● **DIRECTIONS FOR THIS TASK**: Return the material exactly as supplied, apart from the pictures, which are omitted.

● **ENTRIES**:
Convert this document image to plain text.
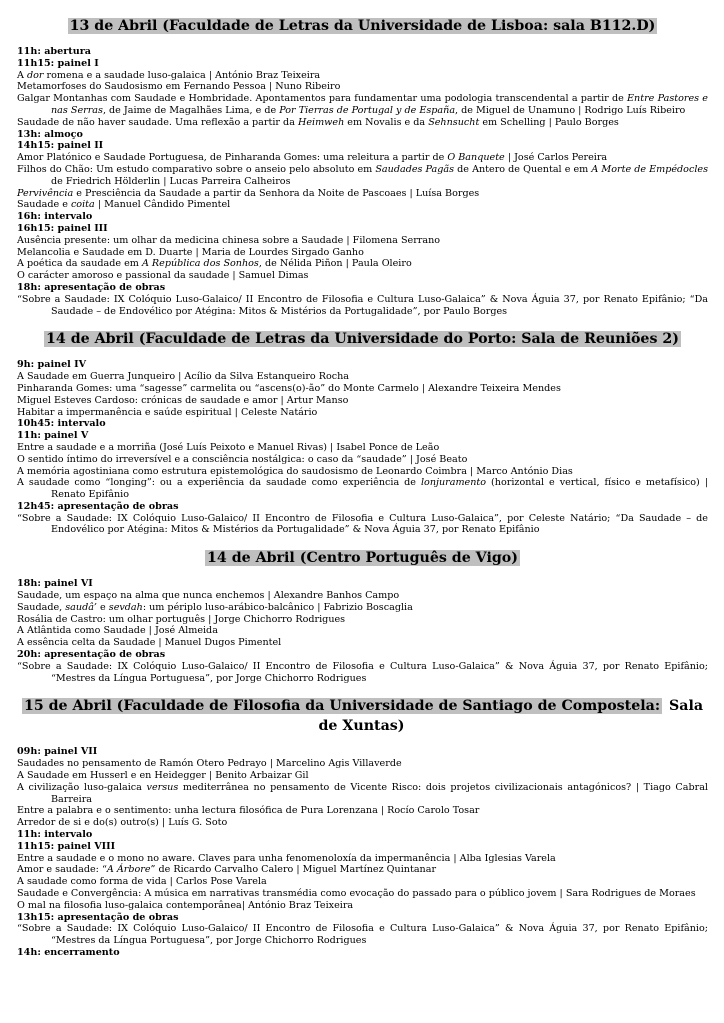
13 de Abril (Faculdade de Letras da Universidade de Lisboa: sala B112.D)
11h: abertura
11h15: painel I
A dor romena e a saudade luso-galaica | António Braz Teixeira
Metamorfoses do Saudosismo em Fernando Pessoa | Nuno Ribeiro
Galgar Montanhas com Saudade e Hombridade. Apontamentos para fundamentar uma podologia transcendental a partir de Entre Pastores e nas Serras, de Jaime de Magalhães Lima, e de Por Tierras de Portugal y de España, de Miguel de Unamuno | Rodrigo Luís Ribeiro
Saudade de não haver saudade. Uma reflexão a partir da Heimweh em Novalis e da Sehnsucht em Schelling | Paulo Borges
13h: almoço
14h15: painel II
Amor Platónico e Saudade Portuguesa, de Pinharanda Gomes: uma releitura a partir de O Banquete | José Carlos Pereira
Filhos do Chão: Um estudo comparativo sobre o anseio pelo absoluto em Saudades Pagãs de Antero de Quental e em A Morte de Empédocles de Friedrich Hölderlin | Lucas Parreira Calheiros
Pervivência e Presciência da Saudade a partir da Senhora da Noite de Pascoaes | Luísa Borges
Saudade e coita | Manuel Cândido Pimentel
16h: intervalo
16h15: painel III
Ausência presente: um olhar da medicina chinesa sobre a Saudade | Filomena Serrano
Melancolia e Saudade em D. Duarte | Maria de Lourdes Sirgado Ganho
A poética da saudade em A República dos Sonhos, de Nélida Piñon | Paula Oleiro
O carácter amoroso e passional da saudade | Samuel Dimas
18h: apresentação de obras
“Sobre a Saudade: IX Colóquio Luso-Galaico/ II Encontro de Filosofia e Cultura Luso-Galaica” & Nova Águia 37, por Renato Epifânio; “Da Saudade – de Endovélico por Atégina: Mitos & Mistérios da Portugalidade”, por Paulo Borges
14 de Abril (Faculdade de Letras da Universidade do Porto: Sala de Reuniões 2)
9h: painel IV
A Saudade em Guerra Junqueiro | Acílio da Silva Estanqueiro Rocha
Pinharanda Gomes: uma “sagesse” carmelita ou “ascens(o)-ão” do Monte Carmelo | Alexandre Teixeira Mendes
Miguel Esteves Cardoso: crónicas de saudade e amor | Artur Manso
Habitar a impermanência e saúde espiritual | Celeste Natário
10h45: intervalo
11h: painel V
Entre a saudade e a morriña (José Luís Peixoto e Manuel Rivas) | Isabel Ponce de Leão
O sentido íntimo do irreversível e a consciência nostálgica: o caso da “saudade” | José Beato
A memória agostiniana como estrutura epistemológica do saudosismo de Leonardo Coimbra | Marco António Dias
A saudade como “longing”: ou a experiência da saudade como experiência de lonjuramento (horizontal e vertical, físico e metafísico) | Renato Epifânio
12h45: apresentação de obras
“Sobre a Saudade: IX Colóquio Luso-Galaico/ II Encontro de Filosofia e Cultura Luso-Galaica”, por Celeste Natário; “Da Saudade – de Endovélico por Atégina: Mitos & Mistérios da Portugalidade” & Nova Águia 37, por Renato Epifânio
14 de Abril (Centro Português de Vigo)
18h: painel VI
Saudade, um espaço na alma que nunca enchemos | Alexandre Banhos Campo
Saudade, saudâ’ e sevdah: um périplo luso-arábico-balcânico | Fabrizio Boscaglia
Rosália de Castro: um olhar português | Jorge Chichorro Rodrigues
A Atlântida como Saudade | José Almeida
A essência celta da Saudade | Manuel Dugos Pimentel
20h: apresentação de obras
“Sobre a Saudade: IX Colóquio Luso-Galaico/ II Encontro de Filosofia e Cultura Luso-Galaica” & Nova Águia 37, por Renato Epifânio; “Mestres da Língua Portuguesa”, por Jorge Chichorro Rodrigues
15 de Abril (Faculdade de Filosofia da Universidade de Santiago de Compostela: Sala de Xuntas)
09h: painel VII
Saudades no pensamento de Ramón Otero Pedrayo | Marcelino Agis Villaverde
A Saudade em Husserl e en Heidegger | Benito Arbaizar Gil
A civilização luso-galaica versus mediterrânea no pensamento de Vicente Risco: dois projetos civilizacionais antagónicos? | Tiago Cabral Barreira
Entre a palabra e o sentimento: unha lectura filosófica de Pura Lorenzana | Rocío Carolo Tosar
Arredor de si e do(s) outro(s) | Luís G. Soto
11h: intervalo
11h15: painel VIII
Entre a saudade e o mono no aware. Claves para unha fenomenoloxía da impermanência | Alba Iglesias Varela
Amor e saudade: “A Árbore” de Ricardo Carvalho Calero | Miguel Martínez Quintanar
A saudade como forma de vida | Carlos Pose Varela
Saudade e Convergência: A música em narrativas transmédia como evocação do passado para o público jovem | Sara Rodrigues de Moraes
O mal na filosofia luso-galaica contemporânea| António Braz Teixeira
13h15: apresentação de obras
“Sobre a Saudade: IX Colóquio Luso-Galaico/ II Encontro de Filosofia e Cultura Luso-Galaica” & Nova Águia 37, por Renato Epifânio; “Mestres da Língua Portuguesa”, por Jorge Chichorro Rodrigues
14h: encerramento
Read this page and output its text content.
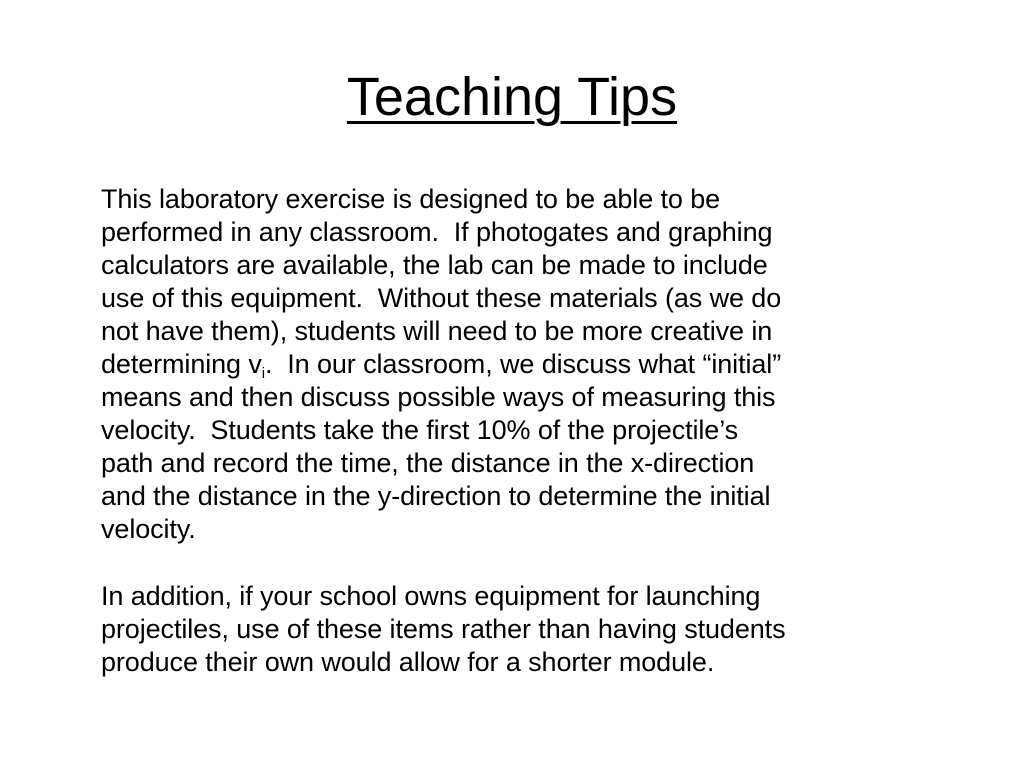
Teaching Tips

This laboratory exercise is designed to be able to be
performed in any classroom.  If photogates and graphing
calculators are available, the lab can be made to include
use of this equipment.  Without these materials (as we do
not have them), students will need to be more creative in
determining $v_i$.  In our classroom, we discuss what “initial”
means and then discuss possible ways of measuring this
velocity.  Students take the first 10% of the projectile’s
path and record the time, the distance in the x-direction
and the distance in the y-direction to determine the initial
velocity.

In addition, if your school owns equipment for launching
projectiles, use of these items rather than having students
produce their own would allow for a shorter module.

● **REPLY**:
Convert this document image to plain text.
13 de Abril (Faculdade de Letras da Universidade de Lisboa: sala B112.D)
11h: abertura
11h15: painel I
A dor romena e a saudade luso-galaica | António Braz Teixeira
Metamorfoses do Saudosismo em Fernando Pessoa | Nuno Ribeiro
Galgar Montanhas com Saudade e Hombridade. Apontamentos para fundamentar uma podologia transcendental a partir de Entre Pastores e nas Serras, de Jaime de Magalhães Lima, e de Por Tierras de Portugal y de España, de Miguel de Unamuno | Rodrigo Luís Ribeiro
Saudade de não haver saudade. Uma reflexão a partir da Heimweh em Novalis e da Sehnsucht em Schelling | Paulo Borges
13h: almoço
14h15: painel II
Amor Platónico e Saudade Portuguesa, de Pinharanda Gomes: uma releitura a partir de O Banquete | José Carlos Pereira
Filhos do Chão: Um estudo comparativo sobre o anseio pelo absoluto em Saudades Pagãs de Antero de Quental e em A Morte de Empédocles de Friedrich Hölderlin | Lucas Parreira Calheiros
Pervivência e Presciência da Saudade a partir da Senhora da Noite de Pascoaes | Luísa Borges
Saudade e coita | Manuel Cândido Pimentel
16h: intervalo
16h15: painel III
Ausência presente: um olhar da medicina chinesa sobre a Saudade | Filomena Serrano
Melancolia e Saudade em D. Duarte | Maria de Lourdes Sirgado Ganho
A poética da saudade em A República dos Sonhos, de Nélida Piñon | Paula Oleiro
O carácter amoroso e passional da saudade | Samuel Dimas
18h: apresentação de obras
“Sobre a Saudade: IX Colóquio Luso-Galaico/ II Encontro de Filosofia e Cultura Luso-Galaica” & Nova Águia 37, por Renato Epifânio; “Da Saudade – de Endovélico por Atégina: Mitos & Mistérios da Portugalidade”, por Paulo Borges
14 de Abril (Faculdade de Letras da Universidade do Porto: Sala de Reuniões 2)
9h: painel IV
A Saudade em Guerra Junqueiro | Acílio da Silva Estanqueiro Rocha
Pinharanda Gomes: uma “sagesse” carmelita ou “ascens(o)-ão” do Monte Carmelo | Alexandre Teixeira Mendes
Miguel Esteves Cardoso: crónicas de saudade e amor | Artur Manso
Habitar a impermanência e saúde espiritual | Celeste Natário
10h45: intervalo
11h: painel V
Entre a saudade e a morriña (José Luís Peixoto e Manuel Rivas) | Isabel Ponce de Leão
O sentido íntimo do irreversível e a consciência nostálgica: o caso da “saudade” | José Beato
A memória agostiniana como estrutura epistemológica do saudosismo de Leonardo Coimbra | Marco António Dias
A saudade como “longing”: ou a experiência da saudade como experiência de lonjuramento (horizontal e vertical, físico e metafísico) | Renato Epifânio
12h45: apresentação de obras
“Sobre a Saudade: IX Colóquio Luso-Galaico/ II Encontro de Filosofia e Cultura Luso-Galaica”, por Celeste Natário; “Da Saudade – de Endovélico por Atégina: Mitos & Mistérios da Portugalidade” & Nova Águia 37, por Renato Epifânio
14 de Abril (Centro Português de Vigo)
18h: painel VI
Saudade, um espaço na alma que nunca enchemos | Alexandre Banhos Campo
Saudade, saudâ’ e sevdah: um périplo luso-arábico-balcânico | Fabrizio Boscaglia
Rosália de Castro: um olhar português | Jorge Chichorro Rodrigues
A Atlântida como Saudade | José Almeida
A essência celta da Saudade | Manuel Dugos Pimentel
20h: apresentação de obras
“Sobre a Saudade: IX Colóquio Luso-Galaico/ II Encontro de Filosofia e Cultura Luso-Galaica” & Nova Águia 37, por Renato Epifânio; “Mestres da Língua Portuguesa”, por Jorge Chichorro Rodrigues
15 de Abril (Faculdade de Filosofia da Universidade de Santiago de Compostela: Sala de Xuntas)
09h: painel VII
Saudades no pensamento de Ramón Otero Pedrayo | Marcelino Agis Villaverde
A Saudade em Husserl e en Heidegger | Benito Arbaizar Gil
A civilização luso-galaica versus mediterrânea no pensamento de Vicente Risco: dois projetos civilizacionais antagónicos? | Tiago Cabral Barreira
Entre a palabra e o sentimento: unha lectura filosófica de Pura Lorenzana | Rocío Carolo Tosar
Arredor de si e do(s) outro(s) | Luís G. Soto
11h: intervalo
11h15: painel VIII
Entre a saudade e o mono no aware. Claves para unha fenomenoloxía da impermanência | Alba Iglesias Varela
Amor e saudade: “A Árbore” de Ricardo Carvalho Calero | Miguel Martínez Quintanar
A saudade como forma de vida | Carlos Pose Varela
Saudade e Convergência: A música em narrativas transmédia como evocação do passado para o público jovem | Sara Rodrigues de Moraes
O mal na filosofia luso-galaica contemporânea| António Braz Teixeira
13h15: apresentação de obras
“Sobre a Saudade: IX Colóquio Luso-Galaico/ II Encontro de Filosofia e Cultura Luso-Galaica” & Nova Águia 37, por Renato Epifânio; “Mestres da Língua Portuguesa”, por Jorge Chichorro Rodrigues
14h: encerramento
Read this page and output its text content.
Teaching Tips

This laboratory exercise is designed to be able to be
performed in any classroom.  If photogates and graphing
calculators are available, the lab can be made to include
use of this equipment.  Without these materials (as we do
not have them), students will need to be more creative in
determining $v_i$.  In our classroom, we discuss what “initial”
means and then discuss possible ways of measuring this
velocity.  Students take the first 10% of the projectile’s
path and record the time, the distance in the x-direction
and the distance in the y-direction to determine the initial
velocity.

In addition, if your school owns equipment for launching
projectiles, use of these items rather than having students
produce their own would allow for a shorter module.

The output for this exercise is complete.